Collected data entries:
** start **
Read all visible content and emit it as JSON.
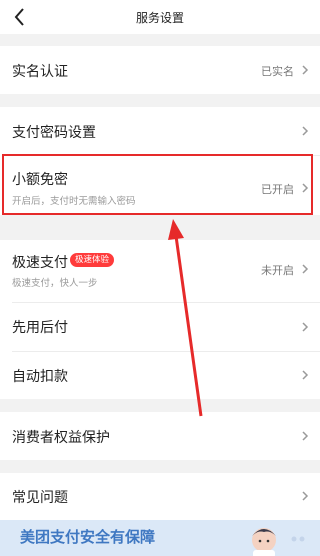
{
  "header": {
    "title": "服务设置"
  },
  "rows": {
    "real_name": {
      "label": "实名认证",
      "value": "已实名"
    },
    "pay_password": {
      "label": "支付密码设置"
    },
    "small_free": {
      "label": "小额免密",
      "sub": "开启后，支付时无需输入密码",
      "value": "已开启"
    },
    "fast_pay": {
      "label": "极速支付",
      "badge": "极速体验",
      "sub": "极速支付，快人一步",
      "value": "未开启"
    },
    "pay_later": {
      "label": "先用后付"
    },
    "auto_debit": {
      "label": "自动扣款"
    },
    "consumer_rights": {
      "label": "消费者权益保护"
    },
    "faq": {
      "label": "常见问题"
    }
  },
  "banner": {
    "text": "美团支付安全有保障"
  },
  "colors": {
    "highlight": "#e62a2a",
    "badge": "#ff3b3b",
    "banner_bg": "#dbe8f7",
    "banner_text": "#3f78c2"
  },
  "icons": [
    "back-arrow-icon",
    "chevron-right-icon"
  ]
}
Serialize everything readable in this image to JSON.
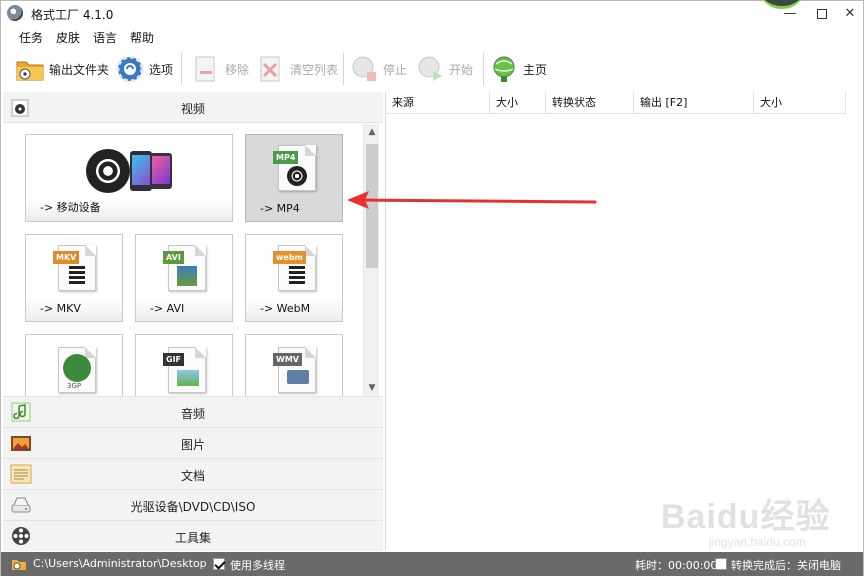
{
  "window": {
    "title": "格式工厂 4.1.0",
    "controls": {
      "minimize": "—",
      "maximize": "",
      "close": "✕"
    }
  },
  "menu": [
    "任务",
    "皮肤",
    "语言",
    "帮助"
  ],
  "toolbar": {
    "output_folder": "输出文件夹",
    "options": "选项",
    "remove": "移除",
    "clear_list": "清空列表",
    "stop": "停止",
    "start": "开始",
    "home": "主页"
  },
  "categories": {
    "video": "视频",
    "audio": "音频",
    "image": "图片",
    "document": "文档",
    "rom": "光驱设备\\DVD\\CD\\ISO",
    "tools": "工具集"
  },
  "video_tiles": [
    {
      "label": "-> 移动设备"
    },
    {
      "label": "-> MP4",
      "badge": "MP4",
      "badge_color": "#4a9c4a"
    },
    {
      "label": "-> MKV",
      "badge": "MKV",
      "badge_color": "#e08a2a"
    },
    {
      "label": "-> AVI",
      "badge": "AVI",
      "badge_color": "#5a9a3a"
    },
    {
      "label": "-> WebM",
      "badge": "webm",
      "badge_color": "#e6902a"
    },
    {
      "label": "",
      "badge": "3GP",
      "badge_color": "#3b8b3b"
    },
    {
      "label": "",
      "badge": "GIF",
      "badge_color": "#333333"
    },
    {
      "label": "",
      "badge": "WMV",
      "badge_color": "#666666"
    }
  ],
  "task_columns": [
    "来源",
    "大小",
    "转换状态",
    "输出 [F2]",
    "大小"
  ],
  "statusbar": {
    "path": "C:\\Users\\Administrator\\Desktop",
    "multithread": "使用多线程",
    "multithread_checked": true,
    "elapsed": "耗时：00:00:00",
    "after_done": "转换完成后：关闭电脑",
    "after_done_checked": false
  },
  "watermark": {
    "main": "Baidu经验",
    "sub": "jingyan.baidu.com"
  },
  "colors": {
    "annotation_arrow": "#e8312f",
    "selected_tile": "#d9d9d9",
    "statusbar": "#6a6a6a"
  }
}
** end **
(DIRECTIONS FOR THIS TASK):
Return, unchanged, the lines from the one containing "Serialize everything readable" down to the end of the entries above, inclusive. Images are left out.

(ANSWER TO THE EXERCISE):
Serialize everything readable in this image to JSON.
{
  "window": {
    "title": "格式工厂 4.1.0",
    "controls": {
      "minimize": "—",
      "maximize": "",
      "close": "✕"
    }
  },
  "menu": [
    "任务",
    "皮肤",
    "语言",
    "帮助"
  ],
  "toolbar": {
    "output_folder": "输出文件夹",
    "options": "选项",
    "remove": "移除",
    "clear_list": "清空列表",
    "stop": "停止",
    "start": "开始",
    "home": "主页"
  },
  "categories": {
    "video": "视频",
    "audio": "音频",
    "image": "图片",
    "document": "文档",
    "rom": "光驱设备\\DVD\\CD\\ISO",
    "tools": "工具集"
  },
  "video_tiles": [
    {
      "label": "-> 移动设备"
    },
    {
      "label": "-> MP4",
      "badge": "MP4",
      "badge_color": "#4a9c4a"
    },
    {
      "label": "-> MKV",
      "badge": "MKV",
      "badge_color": "#e08a2a"
    },
    {
      "label": "-> AVI",
      "badge": "AVI",
      "badge_color": "#5a9a3a"
    },
    {
      "label": "-> WebM",
      "badge": "webm",
      "badge_color": "#e6902a"
    },
    {
      "label": "",
      "badge": "3GP",
      "badge_color": "#3b8b3b"
    },
    {
      "label": "",
      "badge": "GIF",
      "badge_color": "#333333"
    },
    {
      "label": "",
      "badge": "WMV",
      "badge_color": "#666666"
    }
  ],
  "task_columns": [
    "来源",
    "大小",
    "转换状态",
    "输出 [F2]",
    "大小"
  ],
  "statusbar": {
    "path": "C:\\Users\\Administrator\\Desktop",
    "multithread": "使用多线程",
    "multithread_checked": true,
    "elapsed": "耗时：00:00:00",
    "after_done": "转换完成后：关闭电脑",
    "after_done_checked": false
  },
  "watermark": {
    "main": "Baidu经验",
    "sub": "jingyan.baidu.com"
  },
  "colors": {
    "annotation_arrow": "#e8312f",
    "selected_tile": "#d9d9d9",
    "statusbar": "#6a6a6a"
  }
}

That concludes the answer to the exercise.